DIRECTION - Review the material and extract every line in which the word "Avançado" occurs.
* Begin RECORDS FOR THE EXERCISE *
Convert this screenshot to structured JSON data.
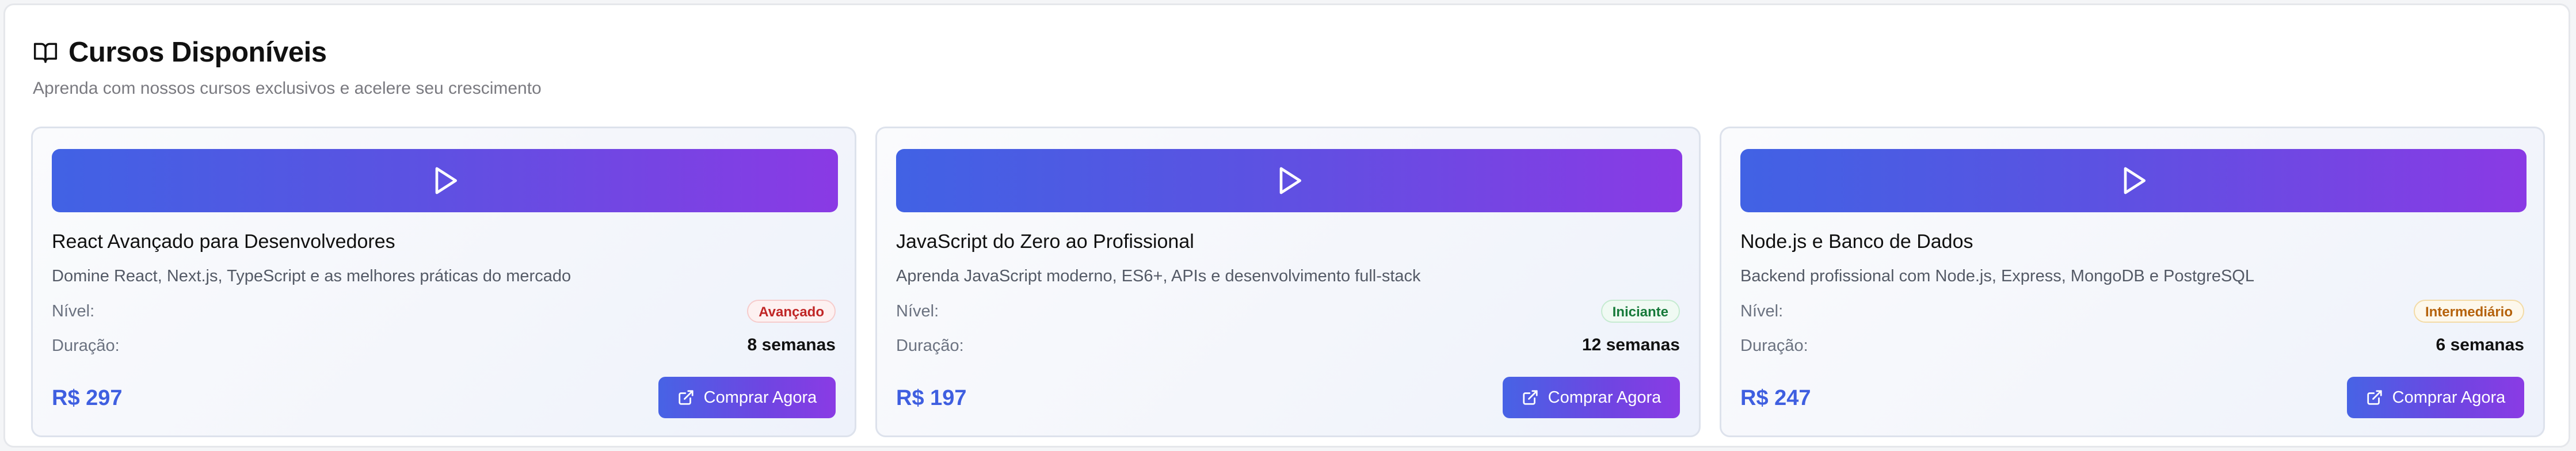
{
  "header": {
    "icon": "book-open-icon",
    "title": "Cursos Disponíveis",
    "subtitle": "Aprenda com nossos cursos exclusivos e acelere seu crescimento"
  },
  "labels": {
    "level": "Nível:",
    "duration": "Duração:",
    "buy_button": "Comprar Agora"
  },
  "colors": {
    "accent": "#3f5fe0",
    "gradient_start": "#4162e4",
    "gradient_end": "#8a3ae4"
  },
  "courses": [
    {
      "name": "React Avançado para Desenvolvedores",
      "description": "Domine React, Next.js, TypeScript e as melhores práticas do mercado",
      "level": "Avançado",
      "level_color": "#c02626",
      "duration": "8 semanas",
      "price": "R$ 297",
      "thumbnail_icon": "play-icon"
    },
    {
      "name": "JavaScript do Zero ao Profissional",
      "description": "Aprenda JavaScript moderno, ES6+, APIs e desenvolvimento full-stack",
      "level": "Iniciante",
      "level_color": "#167a3a",
      "duration": "12 semanas",
      "price": "R$ 197",
      "thumbnail_icon": "play-icon"
    },
    {
      "name": "Node.js e Banco de Dados",
      "description": "Backend profissional com Node.js, Express, MongoDB e PostgreSQL",
      "level": "Intermediário",
      "level_color": "#b5620b",
      "duration": "6 semanas",
      "price": "R$ 247",
      "thumbnail_icon": "play-icon"
    }
  ]
}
* End RECORDS FOR THE EXERCISE *
SOLUTION TO THE PROBLEM -
      "name": "React Avançado para Desenvolvedores",
      "level": "Avançado",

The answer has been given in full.